(Extracts from a graphics dataset)

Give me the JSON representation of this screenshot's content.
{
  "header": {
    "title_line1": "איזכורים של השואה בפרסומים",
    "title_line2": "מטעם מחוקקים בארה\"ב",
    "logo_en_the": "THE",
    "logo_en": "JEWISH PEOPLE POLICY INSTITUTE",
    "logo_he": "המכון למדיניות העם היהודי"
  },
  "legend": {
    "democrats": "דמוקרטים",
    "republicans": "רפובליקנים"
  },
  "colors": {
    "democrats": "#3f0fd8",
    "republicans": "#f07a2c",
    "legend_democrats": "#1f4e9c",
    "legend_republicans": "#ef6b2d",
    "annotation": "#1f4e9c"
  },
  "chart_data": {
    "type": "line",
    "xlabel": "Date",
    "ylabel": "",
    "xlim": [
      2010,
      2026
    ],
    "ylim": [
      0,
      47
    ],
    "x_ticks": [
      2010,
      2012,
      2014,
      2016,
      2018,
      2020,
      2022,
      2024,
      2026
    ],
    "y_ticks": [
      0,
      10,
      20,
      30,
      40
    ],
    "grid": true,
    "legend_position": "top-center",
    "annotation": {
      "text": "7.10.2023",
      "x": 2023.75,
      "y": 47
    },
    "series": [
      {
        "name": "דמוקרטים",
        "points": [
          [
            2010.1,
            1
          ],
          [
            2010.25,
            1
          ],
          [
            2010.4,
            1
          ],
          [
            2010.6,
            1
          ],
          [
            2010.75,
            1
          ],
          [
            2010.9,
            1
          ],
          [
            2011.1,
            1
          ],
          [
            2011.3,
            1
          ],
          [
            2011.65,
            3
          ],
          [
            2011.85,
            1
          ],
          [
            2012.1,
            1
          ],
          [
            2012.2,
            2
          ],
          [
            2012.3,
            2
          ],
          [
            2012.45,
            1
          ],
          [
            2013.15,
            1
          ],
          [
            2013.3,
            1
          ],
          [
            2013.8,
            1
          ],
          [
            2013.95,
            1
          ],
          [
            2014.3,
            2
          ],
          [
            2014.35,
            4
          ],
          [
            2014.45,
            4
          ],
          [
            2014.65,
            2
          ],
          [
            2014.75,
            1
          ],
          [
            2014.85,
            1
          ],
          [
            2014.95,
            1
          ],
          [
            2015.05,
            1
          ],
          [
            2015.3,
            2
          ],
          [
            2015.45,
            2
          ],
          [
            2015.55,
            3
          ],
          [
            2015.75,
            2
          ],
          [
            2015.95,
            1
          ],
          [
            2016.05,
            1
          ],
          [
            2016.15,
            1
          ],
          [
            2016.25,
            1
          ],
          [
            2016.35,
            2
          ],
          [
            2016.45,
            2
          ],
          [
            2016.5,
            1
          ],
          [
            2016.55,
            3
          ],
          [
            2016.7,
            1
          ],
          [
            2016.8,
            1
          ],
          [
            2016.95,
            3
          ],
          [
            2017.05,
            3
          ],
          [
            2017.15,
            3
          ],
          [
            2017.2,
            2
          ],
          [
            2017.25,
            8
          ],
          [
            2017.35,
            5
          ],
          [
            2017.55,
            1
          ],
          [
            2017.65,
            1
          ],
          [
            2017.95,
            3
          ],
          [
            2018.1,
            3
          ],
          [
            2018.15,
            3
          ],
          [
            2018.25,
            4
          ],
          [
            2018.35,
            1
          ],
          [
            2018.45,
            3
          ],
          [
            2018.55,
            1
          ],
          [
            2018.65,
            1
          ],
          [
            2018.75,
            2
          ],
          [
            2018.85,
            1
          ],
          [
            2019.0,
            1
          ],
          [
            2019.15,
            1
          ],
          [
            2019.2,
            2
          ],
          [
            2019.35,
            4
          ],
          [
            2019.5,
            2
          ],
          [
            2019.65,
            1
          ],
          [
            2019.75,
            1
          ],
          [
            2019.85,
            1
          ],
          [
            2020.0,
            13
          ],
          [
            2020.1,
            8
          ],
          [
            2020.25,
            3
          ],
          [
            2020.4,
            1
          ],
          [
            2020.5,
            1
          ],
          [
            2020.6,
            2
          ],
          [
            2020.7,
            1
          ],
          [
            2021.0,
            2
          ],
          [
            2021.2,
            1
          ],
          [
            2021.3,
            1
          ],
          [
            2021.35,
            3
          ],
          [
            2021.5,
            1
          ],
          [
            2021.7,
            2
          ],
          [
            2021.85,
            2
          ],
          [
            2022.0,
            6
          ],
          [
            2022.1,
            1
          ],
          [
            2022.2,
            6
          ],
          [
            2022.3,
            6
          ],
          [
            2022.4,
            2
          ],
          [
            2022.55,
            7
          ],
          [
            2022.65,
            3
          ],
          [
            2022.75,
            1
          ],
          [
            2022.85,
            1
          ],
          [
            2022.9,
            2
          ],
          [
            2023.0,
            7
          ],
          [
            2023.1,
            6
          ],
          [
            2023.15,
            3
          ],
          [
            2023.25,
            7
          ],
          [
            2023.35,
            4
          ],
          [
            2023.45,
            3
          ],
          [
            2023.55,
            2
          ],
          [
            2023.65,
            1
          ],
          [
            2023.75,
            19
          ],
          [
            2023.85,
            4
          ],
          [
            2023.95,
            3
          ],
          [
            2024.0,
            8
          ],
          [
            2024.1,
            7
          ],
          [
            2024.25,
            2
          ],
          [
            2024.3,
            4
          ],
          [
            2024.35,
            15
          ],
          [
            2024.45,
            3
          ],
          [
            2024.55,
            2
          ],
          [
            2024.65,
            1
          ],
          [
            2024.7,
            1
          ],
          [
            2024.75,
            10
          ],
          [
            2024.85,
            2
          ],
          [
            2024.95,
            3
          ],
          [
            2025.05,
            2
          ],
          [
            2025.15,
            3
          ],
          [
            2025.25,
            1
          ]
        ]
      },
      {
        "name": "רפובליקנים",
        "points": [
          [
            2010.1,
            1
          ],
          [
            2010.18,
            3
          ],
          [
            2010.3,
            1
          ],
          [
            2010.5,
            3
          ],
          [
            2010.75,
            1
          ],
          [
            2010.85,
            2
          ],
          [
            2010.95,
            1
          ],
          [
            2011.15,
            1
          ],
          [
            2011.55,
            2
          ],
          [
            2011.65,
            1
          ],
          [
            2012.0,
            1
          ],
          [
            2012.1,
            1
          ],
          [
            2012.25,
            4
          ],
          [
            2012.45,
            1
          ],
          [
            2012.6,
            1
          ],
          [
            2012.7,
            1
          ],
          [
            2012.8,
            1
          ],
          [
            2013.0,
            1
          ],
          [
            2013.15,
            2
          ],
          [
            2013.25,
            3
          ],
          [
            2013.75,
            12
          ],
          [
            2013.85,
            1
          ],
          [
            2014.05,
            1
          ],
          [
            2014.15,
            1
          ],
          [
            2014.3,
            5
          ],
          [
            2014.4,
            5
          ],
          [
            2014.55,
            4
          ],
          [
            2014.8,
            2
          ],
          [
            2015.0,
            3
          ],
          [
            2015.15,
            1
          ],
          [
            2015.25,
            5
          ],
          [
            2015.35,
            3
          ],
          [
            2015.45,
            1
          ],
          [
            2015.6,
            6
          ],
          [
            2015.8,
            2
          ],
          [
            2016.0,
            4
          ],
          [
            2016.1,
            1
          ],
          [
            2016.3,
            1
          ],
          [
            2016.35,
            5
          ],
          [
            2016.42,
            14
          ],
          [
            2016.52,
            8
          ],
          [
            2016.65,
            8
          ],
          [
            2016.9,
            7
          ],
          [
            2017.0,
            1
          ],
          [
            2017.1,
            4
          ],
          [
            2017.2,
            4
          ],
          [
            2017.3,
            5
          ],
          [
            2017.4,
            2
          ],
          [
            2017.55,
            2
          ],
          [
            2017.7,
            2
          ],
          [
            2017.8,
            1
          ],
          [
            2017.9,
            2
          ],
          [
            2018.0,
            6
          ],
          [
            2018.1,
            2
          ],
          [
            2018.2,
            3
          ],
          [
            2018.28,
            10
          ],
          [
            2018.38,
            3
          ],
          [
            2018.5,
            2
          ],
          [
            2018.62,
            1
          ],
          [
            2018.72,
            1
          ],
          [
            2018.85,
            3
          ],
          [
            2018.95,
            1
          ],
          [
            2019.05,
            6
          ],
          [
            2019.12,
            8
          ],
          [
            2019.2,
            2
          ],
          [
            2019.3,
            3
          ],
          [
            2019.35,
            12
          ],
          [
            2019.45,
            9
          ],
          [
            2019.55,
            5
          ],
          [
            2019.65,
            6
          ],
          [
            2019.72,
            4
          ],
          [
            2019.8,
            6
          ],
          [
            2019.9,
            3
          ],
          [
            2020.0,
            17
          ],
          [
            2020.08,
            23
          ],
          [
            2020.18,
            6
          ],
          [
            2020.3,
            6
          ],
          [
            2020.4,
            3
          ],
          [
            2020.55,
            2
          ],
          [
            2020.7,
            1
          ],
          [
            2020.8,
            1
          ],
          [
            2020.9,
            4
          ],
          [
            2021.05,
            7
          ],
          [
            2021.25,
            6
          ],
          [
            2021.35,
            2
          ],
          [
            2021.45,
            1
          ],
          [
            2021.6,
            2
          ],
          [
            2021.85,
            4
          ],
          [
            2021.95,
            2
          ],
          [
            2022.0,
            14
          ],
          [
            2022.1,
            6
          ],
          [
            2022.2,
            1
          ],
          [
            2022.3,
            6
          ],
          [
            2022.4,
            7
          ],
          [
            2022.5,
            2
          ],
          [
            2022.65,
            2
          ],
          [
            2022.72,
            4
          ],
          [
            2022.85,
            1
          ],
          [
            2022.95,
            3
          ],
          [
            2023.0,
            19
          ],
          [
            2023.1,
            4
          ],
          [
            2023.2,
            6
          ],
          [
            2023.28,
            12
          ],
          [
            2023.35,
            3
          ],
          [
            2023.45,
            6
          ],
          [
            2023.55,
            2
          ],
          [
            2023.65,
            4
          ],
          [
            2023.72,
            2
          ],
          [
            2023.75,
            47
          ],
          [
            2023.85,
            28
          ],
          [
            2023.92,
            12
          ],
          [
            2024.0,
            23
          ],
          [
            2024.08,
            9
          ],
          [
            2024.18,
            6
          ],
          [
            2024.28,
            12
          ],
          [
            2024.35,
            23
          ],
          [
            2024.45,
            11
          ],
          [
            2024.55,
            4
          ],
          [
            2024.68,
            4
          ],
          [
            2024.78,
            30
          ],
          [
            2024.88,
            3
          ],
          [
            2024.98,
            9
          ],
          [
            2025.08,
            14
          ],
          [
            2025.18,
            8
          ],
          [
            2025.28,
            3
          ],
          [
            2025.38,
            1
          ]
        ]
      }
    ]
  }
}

__Task statement__
For this exercise, gather every line of the data that contains the word "רפובליקנים".

__Result of this task__
    "republicans": "רפובליקנים"
        "name": "רפובליקנים",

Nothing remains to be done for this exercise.